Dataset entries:
══════

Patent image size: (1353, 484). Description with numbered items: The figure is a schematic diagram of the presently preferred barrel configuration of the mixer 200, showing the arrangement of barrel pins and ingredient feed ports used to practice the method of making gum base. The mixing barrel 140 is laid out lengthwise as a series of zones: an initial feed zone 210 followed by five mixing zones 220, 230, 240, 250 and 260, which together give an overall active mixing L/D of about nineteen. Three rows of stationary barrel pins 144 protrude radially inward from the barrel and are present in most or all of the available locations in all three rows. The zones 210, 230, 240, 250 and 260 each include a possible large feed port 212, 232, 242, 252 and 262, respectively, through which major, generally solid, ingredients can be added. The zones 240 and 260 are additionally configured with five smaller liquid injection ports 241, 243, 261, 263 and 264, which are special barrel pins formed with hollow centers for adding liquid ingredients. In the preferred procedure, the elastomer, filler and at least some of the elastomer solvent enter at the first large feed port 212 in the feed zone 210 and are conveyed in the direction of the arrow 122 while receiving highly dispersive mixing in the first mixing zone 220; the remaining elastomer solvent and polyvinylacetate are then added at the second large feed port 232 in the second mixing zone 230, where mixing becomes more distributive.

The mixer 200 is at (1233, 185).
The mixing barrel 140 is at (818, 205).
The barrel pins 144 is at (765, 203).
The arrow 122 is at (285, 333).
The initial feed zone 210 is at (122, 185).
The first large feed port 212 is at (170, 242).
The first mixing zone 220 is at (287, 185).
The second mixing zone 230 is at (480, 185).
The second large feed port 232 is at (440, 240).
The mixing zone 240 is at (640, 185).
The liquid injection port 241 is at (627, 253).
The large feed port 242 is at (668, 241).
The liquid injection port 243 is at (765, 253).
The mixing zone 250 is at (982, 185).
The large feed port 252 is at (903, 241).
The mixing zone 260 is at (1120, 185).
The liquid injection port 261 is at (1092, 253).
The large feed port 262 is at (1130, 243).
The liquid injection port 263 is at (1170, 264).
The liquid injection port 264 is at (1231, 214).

══════

■ Given request
Copy out the rows above word for word.

■ Output for this exercise
Patent image size: (1353, 484). Description with numbered items: The figure is a schematic diagram of the presently preferred barrel configuration of the mixer 200, showing the arrangement of barrel pins and ingredient feed ports used to practice the method of making gum base. The mixing barrel 140 is laid out lengthwise as a series of zones: an initial feed zone 210 followed by five mixing zones 220, 230, 240, 250 and 260, which together give an overall active mixing L/D of about nineteen. Three rows of stationary barrel pins 144 protrude radially inward from the barrel and are present in most or all of the available locations in all three rows. The zones 210, 230, 240, 250 and 260 each include a possible large feed port 212, 232, 242, 252 and 262, respectively, through which major, generally solid, ingredients can be added. The zones 240 and 260 are additionally configured with five smaller liquid injection ports 241, 243, 261, 263 and 264, which are special barrel pins formed with hollow centers for adding liquid ingredients. In the preferred procedure, the elastomer, filler and at least some of the elastomer solvent enter at the first large feed port 212 in the feed zone 210 and are conveyed in the direction of the arrow 122 while receiving highly dispersive mixing in the first mixing zone 220; the remaining elastomer solvent and polyvinylacetate are then added at the second large feed port 232 in the second mixing zone 230, where mixing becomes more distributive.

The mixer 200 is at (1233, 185).
The mixing barrel 140 is at (818, 205).
The barrel pins 144 is at (765, 203).
The arrow 122 is at (285, 333).
The initial feed zone 210 is at (122, 185).
The first large feed port 212 is at (170, 242).
The first mixing zone 220 is at (287, 185).
The second mixing zone 230 is at (480, 185).
The second large feed port 232 is at (440, 240).
The mixing zone 240 is at (640, 185).
The liquid injection port 241 is at (627, 253).
The large feed port 242 is at (668, 241).
The liquid injection port 243 is at (765, 253).
The mixing zone 250 is at (982, 185).
The large feed port 252 is at (903, 241).
The mixing zone 260 is at (1120, 185).
The liquid injection port 261 is at (1092, 253).
The large feed port 262 is at (1130, 243).
The liquid injection port 263 is at (1170, 264).
The liquid injection port 264 is at (1231, 214).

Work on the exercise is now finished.